--- start Information provided ---
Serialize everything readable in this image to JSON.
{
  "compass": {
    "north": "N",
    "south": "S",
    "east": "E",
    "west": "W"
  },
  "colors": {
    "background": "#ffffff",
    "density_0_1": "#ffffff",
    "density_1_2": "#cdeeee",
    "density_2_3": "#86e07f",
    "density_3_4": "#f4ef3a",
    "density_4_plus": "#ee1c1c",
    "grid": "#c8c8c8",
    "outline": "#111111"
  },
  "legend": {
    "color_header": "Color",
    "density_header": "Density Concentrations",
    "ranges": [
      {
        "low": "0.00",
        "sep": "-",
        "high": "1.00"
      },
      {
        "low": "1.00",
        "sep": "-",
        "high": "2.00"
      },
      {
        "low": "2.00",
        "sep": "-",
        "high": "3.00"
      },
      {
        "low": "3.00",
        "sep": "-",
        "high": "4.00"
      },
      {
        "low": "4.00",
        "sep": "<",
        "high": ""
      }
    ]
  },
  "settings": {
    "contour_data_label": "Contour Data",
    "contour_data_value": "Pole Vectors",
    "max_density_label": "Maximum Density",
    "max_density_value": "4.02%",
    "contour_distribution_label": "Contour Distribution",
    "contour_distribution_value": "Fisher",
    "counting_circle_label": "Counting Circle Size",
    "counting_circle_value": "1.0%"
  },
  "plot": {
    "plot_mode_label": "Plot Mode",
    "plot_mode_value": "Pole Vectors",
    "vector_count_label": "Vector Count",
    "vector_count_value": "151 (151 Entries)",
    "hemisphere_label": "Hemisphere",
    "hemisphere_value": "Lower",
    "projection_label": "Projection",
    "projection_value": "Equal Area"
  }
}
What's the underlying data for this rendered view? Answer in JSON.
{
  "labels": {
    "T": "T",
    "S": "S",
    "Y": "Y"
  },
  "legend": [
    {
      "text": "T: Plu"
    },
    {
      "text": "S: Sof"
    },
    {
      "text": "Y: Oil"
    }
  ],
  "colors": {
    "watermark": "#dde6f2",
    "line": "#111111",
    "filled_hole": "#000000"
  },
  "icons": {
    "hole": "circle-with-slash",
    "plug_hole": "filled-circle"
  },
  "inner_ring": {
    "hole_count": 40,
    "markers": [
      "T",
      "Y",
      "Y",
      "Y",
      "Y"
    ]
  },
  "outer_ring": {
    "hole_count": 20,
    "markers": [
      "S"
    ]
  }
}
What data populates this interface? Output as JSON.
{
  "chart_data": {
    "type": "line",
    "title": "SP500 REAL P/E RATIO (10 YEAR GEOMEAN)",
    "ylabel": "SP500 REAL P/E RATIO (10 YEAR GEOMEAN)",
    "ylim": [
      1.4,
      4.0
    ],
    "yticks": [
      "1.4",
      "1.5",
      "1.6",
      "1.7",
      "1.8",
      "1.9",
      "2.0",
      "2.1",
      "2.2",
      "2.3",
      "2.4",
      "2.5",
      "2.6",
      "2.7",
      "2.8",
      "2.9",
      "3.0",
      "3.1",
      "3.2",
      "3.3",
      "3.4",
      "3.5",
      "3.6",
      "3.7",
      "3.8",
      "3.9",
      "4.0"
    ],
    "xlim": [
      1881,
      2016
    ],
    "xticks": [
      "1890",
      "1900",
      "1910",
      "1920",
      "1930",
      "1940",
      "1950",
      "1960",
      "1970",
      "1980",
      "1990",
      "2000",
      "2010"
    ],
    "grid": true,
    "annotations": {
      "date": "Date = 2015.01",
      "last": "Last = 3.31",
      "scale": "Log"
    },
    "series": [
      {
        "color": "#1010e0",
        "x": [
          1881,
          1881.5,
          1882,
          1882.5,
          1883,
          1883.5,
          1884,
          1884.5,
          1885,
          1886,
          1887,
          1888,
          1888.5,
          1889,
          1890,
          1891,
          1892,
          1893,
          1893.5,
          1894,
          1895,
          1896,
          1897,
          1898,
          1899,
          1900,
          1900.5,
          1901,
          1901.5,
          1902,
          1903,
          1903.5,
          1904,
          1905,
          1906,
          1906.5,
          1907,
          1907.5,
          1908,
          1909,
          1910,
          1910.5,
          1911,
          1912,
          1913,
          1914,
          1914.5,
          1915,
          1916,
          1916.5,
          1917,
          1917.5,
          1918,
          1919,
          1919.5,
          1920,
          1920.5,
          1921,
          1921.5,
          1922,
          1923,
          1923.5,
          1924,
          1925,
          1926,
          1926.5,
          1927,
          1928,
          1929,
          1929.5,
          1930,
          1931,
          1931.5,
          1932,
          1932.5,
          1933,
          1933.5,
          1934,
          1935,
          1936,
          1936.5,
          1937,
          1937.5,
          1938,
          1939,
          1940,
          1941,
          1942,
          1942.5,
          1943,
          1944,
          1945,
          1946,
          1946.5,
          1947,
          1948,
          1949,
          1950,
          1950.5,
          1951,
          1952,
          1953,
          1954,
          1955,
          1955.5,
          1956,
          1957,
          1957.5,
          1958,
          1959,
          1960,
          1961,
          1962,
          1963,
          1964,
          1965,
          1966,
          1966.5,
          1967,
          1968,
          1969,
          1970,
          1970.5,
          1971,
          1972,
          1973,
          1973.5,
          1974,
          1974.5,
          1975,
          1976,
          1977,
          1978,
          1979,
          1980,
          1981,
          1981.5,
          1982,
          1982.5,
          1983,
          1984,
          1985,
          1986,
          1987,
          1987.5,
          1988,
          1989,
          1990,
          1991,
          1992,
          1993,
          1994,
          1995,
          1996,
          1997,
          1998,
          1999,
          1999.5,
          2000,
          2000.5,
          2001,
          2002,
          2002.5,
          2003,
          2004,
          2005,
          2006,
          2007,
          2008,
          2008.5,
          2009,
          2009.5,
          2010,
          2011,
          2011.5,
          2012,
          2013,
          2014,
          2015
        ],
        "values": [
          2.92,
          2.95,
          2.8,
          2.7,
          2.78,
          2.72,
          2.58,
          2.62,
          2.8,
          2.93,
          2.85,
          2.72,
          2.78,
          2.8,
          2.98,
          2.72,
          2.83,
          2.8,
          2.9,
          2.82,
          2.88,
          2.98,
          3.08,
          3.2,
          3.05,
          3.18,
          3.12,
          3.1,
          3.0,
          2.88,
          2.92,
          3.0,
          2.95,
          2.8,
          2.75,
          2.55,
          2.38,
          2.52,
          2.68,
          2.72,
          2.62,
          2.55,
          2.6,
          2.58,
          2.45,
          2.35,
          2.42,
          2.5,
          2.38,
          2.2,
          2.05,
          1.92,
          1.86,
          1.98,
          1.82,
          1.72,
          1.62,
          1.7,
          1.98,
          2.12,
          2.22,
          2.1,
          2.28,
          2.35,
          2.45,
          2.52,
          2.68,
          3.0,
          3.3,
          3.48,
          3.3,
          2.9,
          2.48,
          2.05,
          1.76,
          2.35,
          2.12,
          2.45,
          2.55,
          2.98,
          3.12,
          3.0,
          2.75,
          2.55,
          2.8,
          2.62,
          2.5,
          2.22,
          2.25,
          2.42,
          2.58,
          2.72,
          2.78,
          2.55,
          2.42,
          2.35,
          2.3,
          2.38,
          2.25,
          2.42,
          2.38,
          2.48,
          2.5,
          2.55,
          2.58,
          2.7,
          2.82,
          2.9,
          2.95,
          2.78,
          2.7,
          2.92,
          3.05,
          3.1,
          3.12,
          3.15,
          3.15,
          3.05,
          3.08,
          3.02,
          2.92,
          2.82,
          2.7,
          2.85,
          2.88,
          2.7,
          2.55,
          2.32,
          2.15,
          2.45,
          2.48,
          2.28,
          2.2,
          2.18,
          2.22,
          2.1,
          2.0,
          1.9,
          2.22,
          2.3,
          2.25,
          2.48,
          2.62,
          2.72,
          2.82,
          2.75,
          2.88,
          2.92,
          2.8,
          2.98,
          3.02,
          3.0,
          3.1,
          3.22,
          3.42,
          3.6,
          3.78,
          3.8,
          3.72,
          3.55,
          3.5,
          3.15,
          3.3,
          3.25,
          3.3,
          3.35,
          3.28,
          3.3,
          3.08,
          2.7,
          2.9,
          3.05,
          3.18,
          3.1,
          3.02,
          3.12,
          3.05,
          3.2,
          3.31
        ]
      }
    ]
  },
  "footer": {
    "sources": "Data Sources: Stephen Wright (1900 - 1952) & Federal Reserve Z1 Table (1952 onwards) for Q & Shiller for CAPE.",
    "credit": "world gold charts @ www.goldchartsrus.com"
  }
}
--- end Information provided ---
__Given instruction__
For each line of the listing that holds the word "ffffff", show that line.

__Worked solution__
    "background": "#ffffff",
    "density_0_1": "#ffffff",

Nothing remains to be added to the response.